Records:
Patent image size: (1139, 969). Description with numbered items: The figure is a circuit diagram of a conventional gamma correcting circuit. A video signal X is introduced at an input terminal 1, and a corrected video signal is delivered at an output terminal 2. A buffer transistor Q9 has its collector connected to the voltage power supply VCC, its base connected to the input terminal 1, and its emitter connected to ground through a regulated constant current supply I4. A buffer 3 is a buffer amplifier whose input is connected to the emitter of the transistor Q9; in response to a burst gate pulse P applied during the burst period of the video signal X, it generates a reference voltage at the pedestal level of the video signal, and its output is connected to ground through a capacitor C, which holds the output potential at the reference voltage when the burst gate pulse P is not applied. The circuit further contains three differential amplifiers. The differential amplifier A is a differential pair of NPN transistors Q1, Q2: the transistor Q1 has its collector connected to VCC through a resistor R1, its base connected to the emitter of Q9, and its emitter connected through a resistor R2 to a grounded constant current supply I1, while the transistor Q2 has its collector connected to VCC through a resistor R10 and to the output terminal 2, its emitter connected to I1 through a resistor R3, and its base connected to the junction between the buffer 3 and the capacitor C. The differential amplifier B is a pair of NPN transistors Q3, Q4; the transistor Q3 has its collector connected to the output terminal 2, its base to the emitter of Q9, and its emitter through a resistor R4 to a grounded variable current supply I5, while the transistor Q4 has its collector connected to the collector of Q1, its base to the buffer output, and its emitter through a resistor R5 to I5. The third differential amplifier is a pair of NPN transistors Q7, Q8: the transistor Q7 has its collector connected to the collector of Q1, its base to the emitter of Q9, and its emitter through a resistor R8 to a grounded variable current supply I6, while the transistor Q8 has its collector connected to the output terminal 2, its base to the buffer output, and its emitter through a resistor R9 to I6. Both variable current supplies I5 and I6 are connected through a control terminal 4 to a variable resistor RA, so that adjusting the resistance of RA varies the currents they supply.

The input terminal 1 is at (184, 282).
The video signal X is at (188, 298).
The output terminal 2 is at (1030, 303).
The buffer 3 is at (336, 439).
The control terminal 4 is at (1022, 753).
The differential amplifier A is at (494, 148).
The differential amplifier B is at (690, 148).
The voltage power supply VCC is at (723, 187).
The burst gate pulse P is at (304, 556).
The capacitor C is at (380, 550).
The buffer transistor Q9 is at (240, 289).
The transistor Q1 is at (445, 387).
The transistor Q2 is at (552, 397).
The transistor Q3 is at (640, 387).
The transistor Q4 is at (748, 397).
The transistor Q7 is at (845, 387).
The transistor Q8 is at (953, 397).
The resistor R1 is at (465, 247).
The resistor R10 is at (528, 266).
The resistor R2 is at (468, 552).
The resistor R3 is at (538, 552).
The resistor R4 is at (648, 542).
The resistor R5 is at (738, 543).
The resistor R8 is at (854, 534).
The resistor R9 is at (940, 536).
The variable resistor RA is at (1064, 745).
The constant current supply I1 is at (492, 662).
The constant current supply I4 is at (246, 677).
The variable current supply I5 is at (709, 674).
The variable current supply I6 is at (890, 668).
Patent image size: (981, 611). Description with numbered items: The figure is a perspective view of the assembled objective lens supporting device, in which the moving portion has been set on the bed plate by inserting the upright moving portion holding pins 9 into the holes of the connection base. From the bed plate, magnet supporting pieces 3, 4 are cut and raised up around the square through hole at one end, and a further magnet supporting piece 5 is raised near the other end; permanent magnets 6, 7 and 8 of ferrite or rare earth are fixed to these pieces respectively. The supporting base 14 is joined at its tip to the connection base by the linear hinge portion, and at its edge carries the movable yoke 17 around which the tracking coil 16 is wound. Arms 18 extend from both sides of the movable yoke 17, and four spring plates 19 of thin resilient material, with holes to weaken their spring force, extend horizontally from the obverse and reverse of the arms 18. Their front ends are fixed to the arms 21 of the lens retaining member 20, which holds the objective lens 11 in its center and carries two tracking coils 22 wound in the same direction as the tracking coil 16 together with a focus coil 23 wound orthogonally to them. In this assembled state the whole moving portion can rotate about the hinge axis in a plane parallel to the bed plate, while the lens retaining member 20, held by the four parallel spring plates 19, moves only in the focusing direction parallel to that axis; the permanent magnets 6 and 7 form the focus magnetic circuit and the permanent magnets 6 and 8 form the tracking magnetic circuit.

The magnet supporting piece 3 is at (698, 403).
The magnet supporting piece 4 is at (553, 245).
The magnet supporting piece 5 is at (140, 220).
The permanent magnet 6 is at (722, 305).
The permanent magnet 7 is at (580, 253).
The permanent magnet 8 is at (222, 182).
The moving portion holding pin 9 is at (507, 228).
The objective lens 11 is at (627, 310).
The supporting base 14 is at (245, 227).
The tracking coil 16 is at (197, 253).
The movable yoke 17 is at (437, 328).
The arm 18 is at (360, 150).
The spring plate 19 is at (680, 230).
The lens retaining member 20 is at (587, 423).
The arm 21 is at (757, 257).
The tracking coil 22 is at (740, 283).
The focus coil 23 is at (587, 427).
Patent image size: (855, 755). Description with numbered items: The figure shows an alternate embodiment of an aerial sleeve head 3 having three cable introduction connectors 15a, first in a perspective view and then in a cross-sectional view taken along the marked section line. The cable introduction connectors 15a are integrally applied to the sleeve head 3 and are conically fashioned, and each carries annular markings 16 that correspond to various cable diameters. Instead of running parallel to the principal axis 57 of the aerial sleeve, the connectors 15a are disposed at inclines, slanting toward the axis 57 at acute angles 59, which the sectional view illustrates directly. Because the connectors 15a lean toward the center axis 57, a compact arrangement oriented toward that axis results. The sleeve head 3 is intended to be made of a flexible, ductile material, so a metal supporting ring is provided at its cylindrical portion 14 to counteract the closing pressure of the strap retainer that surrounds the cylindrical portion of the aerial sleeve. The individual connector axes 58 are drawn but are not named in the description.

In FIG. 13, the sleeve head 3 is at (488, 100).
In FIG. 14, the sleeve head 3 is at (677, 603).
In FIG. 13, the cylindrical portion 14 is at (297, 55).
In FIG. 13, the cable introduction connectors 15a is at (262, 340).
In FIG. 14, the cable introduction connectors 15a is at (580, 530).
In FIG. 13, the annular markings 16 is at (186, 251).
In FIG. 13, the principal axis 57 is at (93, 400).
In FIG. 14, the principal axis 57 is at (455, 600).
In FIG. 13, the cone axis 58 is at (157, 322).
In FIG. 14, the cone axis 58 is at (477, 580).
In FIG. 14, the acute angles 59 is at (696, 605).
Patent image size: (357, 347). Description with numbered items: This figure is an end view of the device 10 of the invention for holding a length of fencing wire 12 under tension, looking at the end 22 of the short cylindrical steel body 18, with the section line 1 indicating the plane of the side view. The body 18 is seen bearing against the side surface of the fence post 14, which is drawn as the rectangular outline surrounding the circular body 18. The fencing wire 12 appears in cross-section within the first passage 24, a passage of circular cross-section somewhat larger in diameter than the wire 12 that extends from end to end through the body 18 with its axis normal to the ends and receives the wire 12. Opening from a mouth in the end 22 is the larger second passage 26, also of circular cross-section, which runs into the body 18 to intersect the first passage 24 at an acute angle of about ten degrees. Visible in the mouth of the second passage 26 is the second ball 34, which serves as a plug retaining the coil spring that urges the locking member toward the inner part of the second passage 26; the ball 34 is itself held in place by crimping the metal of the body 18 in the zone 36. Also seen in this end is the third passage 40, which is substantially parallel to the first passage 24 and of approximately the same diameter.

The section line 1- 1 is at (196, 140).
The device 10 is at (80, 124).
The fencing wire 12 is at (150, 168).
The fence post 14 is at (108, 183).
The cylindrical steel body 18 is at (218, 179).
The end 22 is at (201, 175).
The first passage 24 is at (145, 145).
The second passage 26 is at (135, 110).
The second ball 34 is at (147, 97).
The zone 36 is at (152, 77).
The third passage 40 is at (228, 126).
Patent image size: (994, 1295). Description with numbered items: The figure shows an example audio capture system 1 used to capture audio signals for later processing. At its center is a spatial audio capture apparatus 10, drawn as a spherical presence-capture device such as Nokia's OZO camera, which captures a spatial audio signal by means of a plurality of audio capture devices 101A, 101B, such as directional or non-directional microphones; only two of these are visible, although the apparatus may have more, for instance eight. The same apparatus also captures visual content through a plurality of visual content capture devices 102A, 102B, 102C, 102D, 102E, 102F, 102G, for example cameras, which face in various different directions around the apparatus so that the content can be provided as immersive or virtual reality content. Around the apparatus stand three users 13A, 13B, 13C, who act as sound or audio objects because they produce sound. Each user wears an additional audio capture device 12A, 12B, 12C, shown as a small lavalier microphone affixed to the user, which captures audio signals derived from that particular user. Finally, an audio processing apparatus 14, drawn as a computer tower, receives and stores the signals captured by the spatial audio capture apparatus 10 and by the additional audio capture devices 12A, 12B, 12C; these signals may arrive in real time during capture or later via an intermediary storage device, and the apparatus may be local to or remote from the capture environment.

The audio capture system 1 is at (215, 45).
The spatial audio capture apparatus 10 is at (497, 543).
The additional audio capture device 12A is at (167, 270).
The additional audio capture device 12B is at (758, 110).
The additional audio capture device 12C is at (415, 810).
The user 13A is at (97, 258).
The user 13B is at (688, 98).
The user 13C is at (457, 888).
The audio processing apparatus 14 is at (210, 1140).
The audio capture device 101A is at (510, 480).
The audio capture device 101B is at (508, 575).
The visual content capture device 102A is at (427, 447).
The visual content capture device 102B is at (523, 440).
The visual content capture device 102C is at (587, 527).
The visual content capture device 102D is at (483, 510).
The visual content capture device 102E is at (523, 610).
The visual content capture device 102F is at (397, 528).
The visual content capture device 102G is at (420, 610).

▶ **STATED TASK**
Can you reproduce verbatim the lines from the one containing "Patent image size: (994, 1295)." through the one containing "The visual content capture device 102E", including both of those lines?

▶ **SOLUTION BELOW**
Patent image size: (994, 1295). Description with numbered items: The figure shows an example audio capture system 1 used to capture audio signals for later processing. At its center is a spatial audio capture apparatus 10, drawn as a spherical presence-capture device such as Nokia's OZO camera, which captures a spatial audio signal by means of a plurality of audio capture devices 101A, 101B, such as directional or non-directional microphones; only two of these are visible, although the apparatus may have more, for instance eight. The same apparatus also captures visual content through a plurality of visual content capture devices 102A, 102B, 102C, 102D, 102E, 102F, 102G, for example cameras, which face in various different directions around the apparatus so that the content can be provided as immersive or virtual reality content. Around the apparatus stand three users 13A, 13B, 13C, who act as sound or audio objects because they produce sound. Each user wears an additional audio capture device 12A, 12B, 12C, shown as a small lavalier microphone affixed to the user, which captures audio signals derived from that particular user. Finally, an audio processing apparatus 14, drawn as a computer tower, receives and stores the signals captured by the spatial audio capture apparatus 10 and by the additional audio capture devices 12A, 12B, 12C; these signals may arrive in real time during capture or later via an intermediary storage device, and the apparatus may be local to or remote from the capture environment.

The audio capture system 1 is at (215, 45).
The spatial audio capture apparatus 10 is at (497, 543).
The additional audio capture device 12A is at (167, 270).
The additional audio capture device 12B is at (758, 110).
The additional audio capture device 12C is at (415, 810).
The user 13A is at (97, 258).
The user 13B is at (688, 98).
The user 13C is at (457, 888).
The audio processing apparatus 14 is at (210, 1140).
The audio capture device 101A is at (510, 480).
The audio capture device 101B is at (508, 575).
The visual content capture device 102A is at (427, 447).
The visual content capture device 102B is at (523, 440).
The visual content capture device 102C is at (587, 527).
The visual content capture device 102D is at (483, 510).
The visual content capture device 102E is at (523, 610).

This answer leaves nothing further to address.